┌─ Source records

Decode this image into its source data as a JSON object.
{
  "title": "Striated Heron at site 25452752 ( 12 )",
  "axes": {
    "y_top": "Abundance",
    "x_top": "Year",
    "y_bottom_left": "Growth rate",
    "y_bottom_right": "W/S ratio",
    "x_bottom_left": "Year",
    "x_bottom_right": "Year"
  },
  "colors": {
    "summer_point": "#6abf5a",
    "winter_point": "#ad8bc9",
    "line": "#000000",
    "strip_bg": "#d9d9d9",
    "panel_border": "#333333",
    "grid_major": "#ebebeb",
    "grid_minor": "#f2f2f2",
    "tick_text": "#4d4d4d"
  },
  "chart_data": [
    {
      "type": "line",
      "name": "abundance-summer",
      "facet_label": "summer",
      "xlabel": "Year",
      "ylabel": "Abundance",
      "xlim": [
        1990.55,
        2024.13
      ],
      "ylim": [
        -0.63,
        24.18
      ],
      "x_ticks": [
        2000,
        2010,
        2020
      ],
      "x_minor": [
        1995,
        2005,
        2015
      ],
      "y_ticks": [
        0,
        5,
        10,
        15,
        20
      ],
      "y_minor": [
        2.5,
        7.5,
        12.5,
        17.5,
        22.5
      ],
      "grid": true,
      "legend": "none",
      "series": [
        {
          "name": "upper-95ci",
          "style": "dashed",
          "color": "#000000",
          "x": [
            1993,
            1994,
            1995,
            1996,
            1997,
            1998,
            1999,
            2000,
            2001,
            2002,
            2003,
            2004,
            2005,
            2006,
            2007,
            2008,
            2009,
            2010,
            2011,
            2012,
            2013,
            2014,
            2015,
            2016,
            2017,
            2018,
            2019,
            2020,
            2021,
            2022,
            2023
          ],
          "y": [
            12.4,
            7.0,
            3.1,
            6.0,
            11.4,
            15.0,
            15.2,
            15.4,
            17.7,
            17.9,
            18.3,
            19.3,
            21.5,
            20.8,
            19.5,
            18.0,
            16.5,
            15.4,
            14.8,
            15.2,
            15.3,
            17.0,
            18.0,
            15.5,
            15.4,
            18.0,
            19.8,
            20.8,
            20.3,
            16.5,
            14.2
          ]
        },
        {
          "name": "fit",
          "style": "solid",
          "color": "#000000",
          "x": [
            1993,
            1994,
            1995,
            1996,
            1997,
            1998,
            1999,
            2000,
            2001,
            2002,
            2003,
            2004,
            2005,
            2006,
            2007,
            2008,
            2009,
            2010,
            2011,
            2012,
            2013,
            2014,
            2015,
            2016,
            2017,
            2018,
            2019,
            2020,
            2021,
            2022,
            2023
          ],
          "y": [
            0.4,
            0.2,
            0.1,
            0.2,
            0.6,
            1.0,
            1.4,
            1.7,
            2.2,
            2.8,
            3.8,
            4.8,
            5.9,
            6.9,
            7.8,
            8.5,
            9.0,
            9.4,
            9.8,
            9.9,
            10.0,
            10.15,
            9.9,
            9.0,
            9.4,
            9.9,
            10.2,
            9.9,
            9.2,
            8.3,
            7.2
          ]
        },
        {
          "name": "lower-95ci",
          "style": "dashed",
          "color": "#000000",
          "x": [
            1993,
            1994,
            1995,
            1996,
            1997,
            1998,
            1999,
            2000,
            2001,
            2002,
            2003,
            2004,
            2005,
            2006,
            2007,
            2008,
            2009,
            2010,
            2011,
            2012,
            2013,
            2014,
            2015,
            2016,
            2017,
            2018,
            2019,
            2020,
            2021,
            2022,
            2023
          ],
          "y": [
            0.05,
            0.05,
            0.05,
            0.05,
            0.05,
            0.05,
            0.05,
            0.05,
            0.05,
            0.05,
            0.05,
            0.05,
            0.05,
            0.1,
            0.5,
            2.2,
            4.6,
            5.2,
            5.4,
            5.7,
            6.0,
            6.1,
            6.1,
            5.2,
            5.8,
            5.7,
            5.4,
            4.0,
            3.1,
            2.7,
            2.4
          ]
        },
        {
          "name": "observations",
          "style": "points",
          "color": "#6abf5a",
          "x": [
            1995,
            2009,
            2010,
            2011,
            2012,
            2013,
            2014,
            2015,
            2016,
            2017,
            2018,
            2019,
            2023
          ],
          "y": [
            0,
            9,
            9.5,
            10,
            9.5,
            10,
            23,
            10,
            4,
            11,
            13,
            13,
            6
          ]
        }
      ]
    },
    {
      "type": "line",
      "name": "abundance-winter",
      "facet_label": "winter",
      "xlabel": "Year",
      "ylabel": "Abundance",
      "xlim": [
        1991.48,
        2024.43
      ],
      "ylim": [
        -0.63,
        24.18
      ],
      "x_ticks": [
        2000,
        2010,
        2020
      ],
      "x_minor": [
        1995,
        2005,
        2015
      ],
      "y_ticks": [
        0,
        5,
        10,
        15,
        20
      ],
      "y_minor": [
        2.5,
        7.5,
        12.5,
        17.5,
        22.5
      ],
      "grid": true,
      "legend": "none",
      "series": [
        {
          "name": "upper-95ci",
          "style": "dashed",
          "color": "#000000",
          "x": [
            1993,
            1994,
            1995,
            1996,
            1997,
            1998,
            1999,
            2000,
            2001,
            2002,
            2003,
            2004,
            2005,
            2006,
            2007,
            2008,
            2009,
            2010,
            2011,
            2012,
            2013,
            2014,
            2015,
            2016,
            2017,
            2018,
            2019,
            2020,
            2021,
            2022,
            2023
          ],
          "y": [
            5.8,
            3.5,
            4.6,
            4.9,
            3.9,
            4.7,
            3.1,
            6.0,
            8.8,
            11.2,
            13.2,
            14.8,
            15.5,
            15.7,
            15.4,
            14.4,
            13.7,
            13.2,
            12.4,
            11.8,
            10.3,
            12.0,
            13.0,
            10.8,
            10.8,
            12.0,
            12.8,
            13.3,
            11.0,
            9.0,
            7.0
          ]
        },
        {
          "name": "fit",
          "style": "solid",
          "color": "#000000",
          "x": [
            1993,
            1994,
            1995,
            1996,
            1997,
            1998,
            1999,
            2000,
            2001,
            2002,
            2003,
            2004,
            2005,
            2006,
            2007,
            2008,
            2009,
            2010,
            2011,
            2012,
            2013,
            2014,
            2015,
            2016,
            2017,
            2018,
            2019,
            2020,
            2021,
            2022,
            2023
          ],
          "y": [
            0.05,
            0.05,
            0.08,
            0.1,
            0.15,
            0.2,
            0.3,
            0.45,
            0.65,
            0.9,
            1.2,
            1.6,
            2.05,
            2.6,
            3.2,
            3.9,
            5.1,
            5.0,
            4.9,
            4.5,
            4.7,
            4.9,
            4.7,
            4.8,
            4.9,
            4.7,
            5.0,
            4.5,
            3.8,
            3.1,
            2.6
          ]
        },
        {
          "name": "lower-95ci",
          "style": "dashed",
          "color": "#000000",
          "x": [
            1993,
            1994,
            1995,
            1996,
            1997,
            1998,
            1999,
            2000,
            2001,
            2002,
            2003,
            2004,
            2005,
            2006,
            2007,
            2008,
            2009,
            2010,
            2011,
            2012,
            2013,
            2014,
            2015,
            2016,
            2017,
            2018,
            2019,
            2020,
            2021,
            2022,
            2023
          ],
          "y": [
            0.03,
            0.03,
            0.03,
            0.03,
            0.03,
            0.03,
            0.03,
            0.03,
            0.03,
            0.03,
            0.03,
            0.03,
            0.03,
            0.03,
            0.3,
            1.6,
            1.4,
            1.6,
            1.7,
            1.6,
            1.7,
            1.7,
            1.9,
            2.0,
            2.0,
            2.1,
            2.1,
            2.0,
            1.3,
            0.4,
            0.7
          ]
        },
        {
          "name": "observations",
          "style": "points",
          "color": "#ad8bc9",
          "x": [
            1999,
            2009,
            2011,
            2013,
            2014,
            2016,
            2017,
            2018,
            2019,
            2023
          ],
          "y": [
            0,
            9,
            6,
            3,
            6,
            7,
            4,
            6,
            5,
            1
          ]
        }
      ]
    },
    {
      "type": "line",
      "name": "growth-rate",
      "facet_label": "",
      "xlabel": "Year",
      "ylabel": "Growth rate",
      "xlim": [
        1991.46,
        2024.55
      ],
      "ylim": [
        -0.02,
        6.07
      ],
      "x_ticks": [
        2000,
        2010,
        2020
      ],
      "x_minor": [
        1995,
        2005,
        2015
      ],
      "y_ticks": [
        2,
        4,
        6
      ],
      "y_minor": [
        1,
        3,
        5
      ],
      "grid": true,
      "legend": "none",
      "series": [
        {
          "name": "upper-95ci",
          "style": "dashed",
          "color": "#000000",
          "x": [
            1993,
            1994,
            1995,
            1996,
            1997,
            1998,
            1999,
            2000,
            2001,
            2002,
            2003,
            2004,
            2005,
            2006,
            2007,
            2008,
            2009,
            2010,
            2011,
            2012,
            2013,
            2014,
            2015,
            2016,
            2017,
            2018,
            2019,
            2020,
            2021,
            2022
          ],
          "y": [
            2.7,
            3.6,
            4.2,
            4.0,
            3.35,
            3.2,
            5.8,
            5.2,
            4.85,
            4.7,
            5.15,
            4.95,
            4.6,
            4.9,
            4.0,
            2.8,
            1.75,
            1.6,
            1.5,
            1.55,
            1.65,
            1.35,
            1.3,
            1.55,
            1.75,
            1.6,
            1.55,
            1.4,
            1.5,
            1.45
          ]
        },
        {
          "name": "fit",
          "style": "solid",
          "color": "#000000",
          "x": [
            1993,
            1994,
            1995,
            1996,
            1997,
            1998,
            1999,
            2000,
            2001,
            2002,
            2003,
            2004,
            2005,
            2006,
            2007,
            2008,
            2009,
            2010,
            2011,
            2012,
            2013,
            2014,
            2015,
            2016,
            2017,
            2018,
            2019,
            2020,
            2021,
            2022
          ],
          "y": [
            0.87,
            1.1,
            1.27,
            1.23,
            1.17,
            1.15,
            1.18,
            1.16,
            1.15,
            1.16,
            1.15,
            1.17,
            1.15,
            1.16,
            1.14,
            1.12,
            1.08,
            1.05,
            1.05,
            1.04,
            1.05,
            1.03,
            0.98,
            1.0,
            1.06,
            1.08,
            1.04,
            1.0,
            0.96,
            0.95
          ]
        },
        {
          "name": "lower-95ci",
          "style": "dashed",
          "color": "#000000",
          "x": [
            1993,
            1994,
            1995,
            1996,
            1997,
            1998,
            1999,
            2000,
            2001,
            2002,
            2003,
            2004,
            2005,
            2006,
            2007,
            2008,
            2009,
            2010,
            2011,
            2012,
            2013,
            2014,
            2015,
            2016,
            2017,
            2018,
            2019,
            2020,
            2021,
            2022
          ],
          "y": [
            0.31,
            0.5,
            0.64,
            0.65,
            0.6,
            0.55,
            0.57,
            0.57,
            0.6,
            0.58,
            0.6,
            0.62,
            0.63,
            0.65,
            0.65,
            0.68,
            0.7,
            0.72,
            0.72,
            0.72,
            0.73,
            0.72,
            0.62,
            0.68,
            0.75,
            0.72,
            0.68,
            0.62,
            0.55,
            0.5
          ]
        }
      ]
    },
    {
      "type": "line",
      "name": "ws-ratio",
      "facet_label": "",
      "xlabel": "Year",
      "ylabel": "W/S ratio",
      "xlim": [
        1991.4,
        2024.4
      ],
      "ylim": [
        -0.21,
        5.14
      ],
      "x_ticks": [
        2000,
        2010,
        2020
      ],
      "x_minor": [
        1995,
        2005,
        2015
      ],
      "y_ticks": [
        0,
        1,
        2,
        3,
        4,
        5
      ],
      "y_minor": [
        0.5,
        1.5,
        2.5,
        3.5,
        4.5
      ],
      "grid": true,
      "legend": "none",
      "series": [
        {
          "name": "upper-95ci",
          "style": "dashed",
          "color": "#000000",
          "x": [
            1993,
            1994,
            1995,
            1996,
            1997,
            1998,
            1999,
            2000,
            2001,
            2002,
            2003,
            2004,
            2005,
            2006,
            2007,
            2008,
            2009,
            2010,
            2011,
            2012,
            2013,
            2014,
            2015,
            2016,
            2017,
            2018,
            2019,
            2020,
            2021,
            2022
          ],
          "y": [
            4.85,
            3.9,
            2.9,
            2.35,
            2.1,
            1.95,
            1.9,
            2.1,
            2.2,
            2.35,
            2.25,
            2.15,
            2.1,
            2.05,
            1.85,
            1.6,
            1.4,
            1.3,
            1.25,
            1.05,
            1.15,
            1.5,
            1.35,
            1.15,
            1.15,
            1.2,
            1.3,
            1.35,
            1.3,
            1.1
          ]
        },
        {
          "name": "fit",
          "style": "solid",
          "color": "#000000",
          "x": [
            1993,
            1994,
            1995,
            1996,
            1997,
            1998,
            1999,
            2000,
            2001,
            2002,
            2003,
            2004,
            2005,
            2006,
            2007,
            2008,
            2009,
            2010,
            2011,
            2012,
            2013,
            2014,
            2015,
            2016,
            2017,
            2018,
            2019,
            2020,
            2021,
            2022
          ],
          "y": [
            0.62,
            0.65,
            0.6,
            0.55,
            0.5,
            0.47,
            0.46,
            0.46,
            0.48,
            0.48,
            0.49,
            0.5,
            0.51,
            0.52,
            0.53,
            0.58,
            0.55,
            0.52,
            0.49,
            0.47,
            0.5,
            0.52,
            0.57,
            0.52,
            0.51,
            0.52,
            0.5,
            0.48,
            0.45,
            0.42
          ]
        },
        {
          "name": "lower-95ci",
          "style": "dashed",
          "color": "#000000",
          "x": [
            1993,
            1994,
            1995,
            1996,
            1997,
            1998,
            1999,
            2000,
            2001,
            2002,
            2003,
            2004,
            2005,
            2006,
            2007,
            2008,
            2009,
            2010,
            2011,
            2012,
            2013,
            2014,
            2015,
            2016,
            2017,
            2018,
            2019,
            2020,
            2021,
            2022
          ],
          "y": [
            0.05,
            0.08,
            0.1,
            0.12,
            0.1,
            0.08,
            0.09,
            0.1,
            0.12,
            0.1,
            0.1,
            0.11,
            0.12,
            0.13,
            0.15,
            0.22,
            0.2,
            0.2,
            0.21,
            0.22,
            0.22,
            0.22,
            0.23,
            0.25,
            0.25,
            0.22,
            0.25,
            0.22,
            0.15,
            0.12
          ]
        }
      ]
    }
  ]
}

└─

What you should do:
Take every line from the data that contains the word "ylabel".

Exercise answer:
      "ylabel": "Abundance",
      "ylabel": "Abundance",
      "ylabel": "Growth rate",
      "ylabel": "W/S ratio",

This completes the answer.